WHAT YOU NEED TO DO ▸ Your task is to print all of the material verbatim.

::: DATA SECTION

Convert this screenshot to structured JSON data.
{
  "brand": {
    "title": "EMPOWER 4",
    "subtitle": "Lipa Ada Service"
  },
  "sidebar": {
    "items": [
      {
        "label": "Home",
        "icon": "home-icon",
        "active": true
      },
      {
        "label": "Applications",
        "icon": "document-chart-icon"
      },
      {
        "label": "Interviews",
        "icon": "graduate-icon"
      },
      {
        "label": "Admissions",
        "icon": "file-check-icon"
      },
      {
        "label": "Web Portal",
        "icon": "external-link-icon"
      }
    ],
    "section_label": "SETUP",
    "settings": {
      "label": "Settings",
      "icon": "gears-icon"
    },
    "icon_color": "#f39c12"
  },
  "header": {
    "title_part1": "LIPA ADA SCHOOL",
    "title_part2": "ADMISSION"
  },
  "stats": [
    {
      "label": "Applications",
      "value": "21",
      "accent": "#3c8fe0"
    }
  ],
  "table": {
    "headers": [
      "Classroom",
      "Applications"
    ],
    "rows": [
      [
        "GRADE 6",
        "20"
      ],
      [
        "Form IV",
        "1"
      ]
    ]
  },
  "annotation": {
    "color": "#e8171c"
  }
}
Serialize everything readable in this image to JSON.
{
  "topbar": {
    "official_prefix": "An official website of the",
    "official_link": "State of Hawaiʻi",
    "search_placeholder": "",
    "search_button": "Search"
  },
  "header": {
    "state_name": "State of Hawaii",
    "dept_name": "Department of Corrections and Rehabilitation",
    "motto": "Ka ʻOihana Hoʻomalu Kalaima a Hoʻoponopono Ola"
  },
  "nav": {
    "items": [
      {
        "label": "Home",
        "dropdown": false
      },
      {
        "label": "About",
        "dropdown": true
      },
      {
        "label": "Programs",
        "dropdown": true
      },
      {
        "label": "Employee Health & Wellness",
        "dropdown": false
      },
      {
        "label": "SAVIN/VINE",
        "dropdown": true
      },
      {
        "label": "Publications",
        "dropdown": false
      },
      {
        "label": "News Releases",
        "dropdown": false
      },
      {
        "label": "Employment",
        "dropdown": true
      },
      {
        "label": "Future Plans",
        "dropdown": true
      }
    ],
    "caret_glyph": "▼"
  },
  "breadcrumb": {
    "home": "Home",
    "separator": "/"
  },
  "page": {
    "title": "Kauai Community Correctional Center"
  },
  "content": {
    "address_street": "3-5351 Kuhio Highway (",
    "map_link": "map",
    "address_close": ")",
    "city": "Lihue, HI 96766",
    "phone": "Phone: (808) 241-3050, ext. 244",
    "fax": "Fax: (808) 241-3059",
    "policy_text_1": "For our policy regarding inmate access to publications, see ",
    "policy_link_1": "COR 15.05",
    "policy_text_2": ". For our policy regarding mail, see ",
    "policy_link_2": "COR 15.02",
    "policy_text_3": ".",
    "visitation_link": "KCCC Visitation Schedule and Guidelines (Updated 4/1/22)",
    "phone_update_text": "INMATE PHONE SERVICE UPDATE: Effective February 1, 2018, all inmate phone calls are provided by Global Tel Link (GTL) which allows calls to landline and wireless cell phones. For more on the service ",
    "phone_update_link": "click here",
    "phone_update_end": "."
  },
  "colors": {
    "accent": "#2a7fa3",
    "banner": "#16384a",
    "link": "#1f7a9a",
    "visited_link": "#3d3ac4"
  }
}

::::::

EXERCISE OUTPUT ▸
Convert this screenshot to structured JSON data.
{
  "brand": {
    "title": "EMPOWER 4",
    "subtitle": "Lipa Ada Service"
  },
  "sidebar": {
    "items": [
      {
        "label": "Home",
        "icon": "home-icon",
        "active": true
      },
      {
        "label": "Applications",
        "icon": "document-chart-icon"
      },
      {
        "label": "Interviews",
        "icon": "graduate-icon"
      },
      {
        "label": "Admissions",
        "icon": "file-check-icon"
      },
      {
        "label": "Web Portal",
        "icon": "external-link-icon"
      }
    ],
    "section_label": "SETUP",
    "settings": {
      "label": "Settings",
      "icon": "gears-icon"
    },
    "icon_color": "#f39c12"
  },
  "header": {
    "title_part1": "LIPA ADA SCHOOL",
    "title_part2": "ADMISSION"
  },
  "stats": [
    {
      "label": "Applications",
      "value": "21",
      "accent": "#3c8fe0"
    }
  ],
  "table": {
    "headers": [
      "Classroom",
      "Applications"
    ],
    "rows": [
      [
        "GRADE 6",
        "20"
      ],
      [
        "Form IV",
        "1"
      ]
    ]
  },
  "annotation": {
    "color": "#e8171c"
  }
}
Serialize everything readable in this image to JSON.
{
  "topbar": {
    "official_prefix": "An official website of the",
    "official_link": "State of Hawaiʻi",
    "search_placeholder": "",
    "search_button": "Search"
  },
  "header": {
    "state_name": "State of Hawaii",
    "dept_name": "Department of Corrections and Rehabilitation",
    "motto": "Ka ʻOihana Hoʻomalu Kalaima a Hoʻoponopono Ola"
  },
  "nav": {
    "items": [
      {
        "label": "Home",
        "dropdown": false
      },
      {
        "label": "About",
        "dropdown": true
      },
      {
        "label": "Programs",
        "dropdown": true
      },
      {
        "label": "Employee Health & Wellness",
        "dropdown": false
      },
      {
        "label": "SAVIN/VINE",
        "dropdown": true
      },
      {
        "label": "Publications",
        "dropdown": false
      },
      {
        "label": "News Releases",
        "dropdown": false
      },
      {
        "label": "Employment",
        "dropdown": true
      },
      {
        "label": "Future Plans",
        "dropdown": true
      }
    ],
    "caret_glyph": "▼"
  },
  "breadcrumb": {
    "home": "Home",
    "separator": "/"
  },
  "page": {
    "title": "Kauai Community Correctional Center"
  },
  "content": {
    "address_street": "3-5351 Kuhio Highway (",
    "map_link": "map",
    "address_close": ")",
    "city": "Lihue, HI 96766",
    "phone": "Phone: (808) 241-3050, ext. 244",
    "fax": "Fax: (808) 241-3059",
    "policy_text_1": "For our policy regarding inmate access to publications, see ",
    "policy_link_1": "COR 15.05",
    "policy_text_2": ". For our policy regarding mail, see ",
    "policy_link_2": "COR 15.02",
    "policy_text_3": ".",
    "visitation_link": "KCCC Visitation Schedule and Guidelines (Updated 4/1/22)",
    "phone_update_text": "INMATE PHONE SERVICE UPDATE: Effective February 1, 2018, all inmate phone calls are provided by Global Tel Link (GTL) which allows calls to landline and wireless cell phones. For more on the service ",
    "phone_update_link": "click here",
    "phone_update_end": "."
  },
  "colors": {
    "accent": "#2a7fa3",
    "banner": "#16384a",
    "link": "#1f7a9a",
    "visited_link": "#3d3ac4"
  }
}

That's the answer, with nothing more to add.